#### Your instructions:
Locate the string "Submit" throughout the material and copy every line in which it occurs.

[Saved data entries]
┄┄┄┄┄┄
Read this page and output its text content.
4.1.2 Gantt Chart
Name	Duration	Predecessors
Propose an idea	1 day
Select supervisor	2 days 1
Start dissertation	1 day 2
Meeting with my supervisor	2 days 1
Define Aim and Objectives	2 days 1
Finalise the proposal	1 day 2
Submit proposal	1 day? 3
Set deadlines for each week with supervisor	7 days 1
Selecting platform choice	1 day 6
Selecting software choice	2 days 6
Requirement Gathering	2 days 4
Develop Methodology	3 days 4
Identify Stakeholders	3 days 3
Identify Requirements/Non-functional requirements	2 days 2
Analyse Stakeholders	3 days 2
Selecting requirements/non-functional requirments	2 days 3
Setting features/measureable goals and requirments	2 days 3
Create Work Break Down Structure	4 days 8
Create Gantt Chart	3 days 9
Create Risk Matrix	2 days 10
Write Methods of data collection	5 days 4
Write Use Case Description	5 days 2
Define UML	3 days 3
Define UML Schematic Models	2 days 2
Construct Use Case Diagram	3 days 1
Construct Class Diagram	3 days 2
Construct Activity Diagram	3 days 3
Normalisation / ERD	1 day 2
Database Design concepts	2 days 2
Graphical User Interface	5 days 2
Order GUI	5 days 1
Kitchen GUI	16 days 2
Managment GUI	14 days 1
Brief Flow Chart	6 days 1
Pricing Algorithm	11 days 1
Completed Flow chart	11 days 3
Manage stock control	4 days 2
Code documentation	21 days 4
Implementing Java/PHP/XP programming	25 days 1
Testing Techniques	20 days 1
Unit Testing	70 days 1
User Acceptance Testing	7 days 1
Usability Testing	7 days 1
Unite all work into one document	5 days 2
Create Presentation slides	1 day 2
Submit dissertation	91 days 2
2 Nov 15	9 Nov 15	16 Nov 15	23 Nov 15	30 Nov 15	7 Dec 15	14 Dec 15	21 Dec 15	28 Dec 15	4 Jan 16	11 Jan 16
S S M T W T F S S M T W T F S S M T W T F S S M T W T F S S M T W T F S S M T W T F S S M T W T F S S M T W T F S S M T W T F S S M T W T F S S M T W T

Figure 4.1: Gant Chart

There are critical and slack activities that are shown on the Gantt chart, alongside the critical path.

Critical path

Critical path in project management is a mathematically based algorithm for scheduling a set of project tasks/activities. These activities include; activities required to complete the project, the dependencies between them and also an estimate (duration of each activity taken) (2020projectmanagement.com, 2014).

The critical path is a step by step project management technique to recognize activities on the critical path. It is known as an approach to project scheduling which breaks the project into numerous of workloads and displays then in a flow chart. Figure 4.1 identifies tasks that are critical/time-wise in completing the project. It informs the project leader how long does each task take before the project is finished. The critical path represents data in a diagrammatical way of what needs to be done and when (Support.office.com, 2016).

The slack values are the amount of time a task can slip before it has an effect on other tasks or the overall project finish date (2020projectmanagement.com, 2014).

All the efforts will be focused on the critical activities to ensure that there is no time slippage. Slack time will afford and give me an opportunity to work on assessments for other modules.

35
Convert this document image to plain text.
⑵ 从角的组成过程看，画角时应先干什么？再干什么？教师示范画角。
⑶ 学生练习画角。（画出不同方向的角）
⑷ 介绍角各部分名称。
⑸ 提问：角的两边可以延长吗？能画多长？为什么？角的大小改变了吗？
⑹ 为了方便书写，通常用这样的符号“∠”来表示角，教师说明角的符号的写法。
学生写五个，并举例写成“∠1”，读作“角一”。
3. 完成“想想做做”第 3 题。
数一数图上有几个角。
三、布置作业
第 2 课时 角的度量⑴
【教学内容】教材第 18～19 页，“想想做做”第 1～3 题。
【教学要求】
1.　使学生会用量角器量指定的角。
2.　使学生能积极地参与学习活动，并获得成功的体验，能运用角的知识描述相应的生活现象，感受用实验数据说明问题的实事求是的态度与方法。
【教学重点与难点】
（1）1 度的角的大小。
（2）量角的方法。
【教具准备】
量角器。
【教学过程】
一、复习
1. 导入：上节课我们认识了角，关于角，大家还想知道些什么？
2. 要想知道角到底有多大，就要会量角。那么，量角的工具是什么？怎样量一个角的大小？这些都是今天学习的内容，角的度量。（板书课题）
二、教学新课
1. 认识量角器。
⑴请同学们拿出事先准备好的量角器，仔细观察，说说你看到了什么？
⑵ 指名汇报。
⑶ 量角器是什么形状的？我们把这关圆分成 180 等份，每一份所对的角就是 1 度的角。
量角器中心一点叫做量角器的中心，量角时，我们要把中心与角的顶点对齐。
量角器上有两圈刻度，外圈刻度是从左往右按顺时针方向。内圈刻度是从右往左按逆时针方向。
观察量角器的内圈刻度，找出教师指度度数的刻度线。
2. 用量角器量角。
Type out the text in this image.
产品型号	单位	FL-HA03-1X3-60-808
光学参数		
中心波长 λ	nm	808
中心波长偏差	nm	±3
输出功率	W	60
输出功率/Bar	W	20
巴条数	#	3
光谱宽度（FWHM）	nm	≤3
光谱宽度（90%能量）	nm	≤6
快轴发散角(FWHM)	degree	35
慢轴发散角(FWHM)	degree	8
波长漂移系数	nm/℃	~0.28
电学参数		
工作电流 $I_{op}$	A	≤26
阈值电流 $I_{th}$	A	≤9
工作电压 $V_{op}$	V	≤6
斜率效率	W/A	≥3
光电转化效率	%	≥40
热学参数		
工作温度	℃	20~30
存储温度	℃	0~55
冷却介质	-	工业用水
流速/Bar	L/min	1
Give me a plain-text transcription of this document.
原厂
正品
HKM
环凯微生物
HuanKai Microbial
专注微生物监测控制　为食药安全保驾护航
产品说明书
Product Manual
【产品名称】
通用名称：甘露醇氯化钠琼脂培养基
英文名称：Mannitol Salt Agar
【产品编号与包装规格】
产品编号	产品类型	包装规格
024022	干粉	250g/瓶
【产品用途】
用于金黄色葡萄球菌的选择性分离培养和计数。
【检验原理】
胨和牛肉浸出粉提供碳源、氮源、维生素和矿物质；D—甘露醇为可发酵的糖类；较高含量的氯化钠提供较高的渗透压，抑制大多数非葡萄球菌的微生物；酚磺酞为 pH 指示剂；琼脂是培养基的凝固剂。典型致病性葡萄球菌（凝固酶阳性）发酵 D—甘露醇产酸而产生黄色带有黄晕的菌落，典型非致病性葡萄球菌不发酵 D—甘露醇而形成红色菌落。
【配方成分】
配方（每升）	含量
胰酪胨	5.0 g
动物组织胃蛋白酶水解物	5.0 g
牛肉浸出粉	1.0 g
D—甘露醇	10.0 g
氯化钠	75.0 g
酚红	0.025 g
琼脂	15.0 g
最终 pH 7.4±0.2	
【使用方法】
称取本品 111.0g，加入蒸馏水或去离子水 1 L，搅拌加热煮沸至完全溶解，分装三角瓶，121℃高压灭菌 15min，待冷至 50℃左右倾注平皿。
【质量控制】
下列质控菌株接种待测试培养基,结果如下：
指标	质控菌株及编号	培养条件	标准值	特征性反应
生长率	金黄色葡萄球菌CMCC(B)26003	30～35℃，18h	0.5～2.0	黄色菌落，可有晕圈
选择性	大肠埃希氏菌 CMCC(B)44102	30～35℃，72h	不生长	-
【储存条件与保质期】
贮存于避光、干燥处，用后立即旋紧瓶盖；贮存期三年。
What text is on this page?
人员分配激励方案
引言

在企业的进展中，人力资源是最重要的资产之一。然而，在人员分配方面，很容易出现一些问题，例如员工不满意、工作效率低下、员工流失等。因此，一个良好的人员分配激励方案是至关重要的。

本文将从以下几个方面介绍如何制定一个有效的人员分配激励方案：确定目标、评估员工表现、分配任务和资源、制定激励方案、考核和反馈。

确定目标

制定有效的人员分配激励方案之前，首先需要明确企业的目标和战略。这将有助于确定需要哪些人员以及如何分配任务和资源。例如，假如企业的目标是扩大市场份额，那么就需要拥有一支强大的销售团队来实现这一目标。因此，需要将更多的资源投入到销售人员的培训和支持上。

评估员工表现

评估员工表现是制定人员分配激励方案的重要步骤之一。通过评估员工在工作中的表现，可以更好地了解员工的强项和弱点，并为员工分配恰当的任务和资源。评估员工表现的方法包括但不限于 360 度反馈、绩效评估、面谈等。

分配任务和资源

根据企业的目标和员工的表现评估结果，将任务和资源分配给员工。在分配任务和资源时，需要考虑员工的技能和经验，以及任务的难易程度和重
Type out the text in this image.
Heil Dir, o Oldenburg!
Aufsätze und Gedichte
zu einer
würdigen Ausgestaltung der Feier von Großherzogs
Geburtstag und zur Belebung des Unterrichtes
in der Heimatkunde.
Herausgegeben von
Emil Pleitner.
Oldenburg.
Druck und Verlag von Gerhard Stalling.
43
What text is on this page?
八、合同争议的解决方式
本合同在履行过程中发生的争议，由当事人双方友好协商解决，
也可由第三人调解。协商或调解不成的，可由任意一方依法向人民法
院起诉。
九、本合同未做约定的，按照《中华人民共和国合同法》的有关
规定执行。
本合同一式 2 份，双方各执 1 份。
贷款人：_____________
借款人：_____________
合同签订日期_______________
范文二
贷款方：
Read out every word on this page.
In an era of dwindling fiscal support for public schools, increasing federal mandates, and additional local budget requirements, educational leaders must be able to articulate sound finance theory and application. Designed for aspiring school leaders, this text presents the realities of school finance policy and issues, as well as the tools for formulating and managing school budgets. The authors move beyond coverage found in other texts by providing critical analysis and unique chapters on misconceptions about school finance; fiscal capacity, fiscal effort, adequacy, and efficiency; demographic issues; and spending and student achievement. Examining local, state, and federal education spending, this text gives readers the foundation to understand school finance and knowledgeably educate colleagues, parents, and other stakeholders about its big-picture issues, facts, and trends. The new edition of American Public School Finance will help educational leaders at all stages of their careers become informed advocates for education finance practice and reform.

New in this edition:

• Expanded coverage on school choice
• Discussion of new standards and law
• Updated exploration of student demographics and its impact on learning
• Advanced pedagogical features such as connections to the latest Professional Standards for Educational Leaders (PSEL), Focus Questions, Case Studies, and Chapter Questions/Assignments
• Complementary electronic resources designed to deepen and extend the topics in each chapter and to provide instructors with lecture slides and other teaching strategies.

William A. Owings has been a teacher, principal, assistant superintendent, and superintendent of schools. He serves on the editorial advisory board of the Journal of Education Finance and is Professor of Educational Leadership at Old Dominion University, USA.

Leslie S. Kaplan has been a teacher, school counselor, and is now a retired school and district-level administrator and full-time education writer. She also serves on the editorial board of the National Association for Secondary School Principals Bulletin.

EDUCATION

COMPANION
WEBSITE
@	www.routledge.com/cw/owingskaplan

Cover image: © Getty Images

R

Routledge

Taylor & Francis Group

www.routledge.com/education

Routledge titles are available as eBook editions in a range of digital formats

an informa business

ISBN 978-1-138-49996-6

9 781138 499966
┄┄┄┄┄┄
#### Task solution:
Submit proposal	1 day? 3
Submit dissertation	91 days 2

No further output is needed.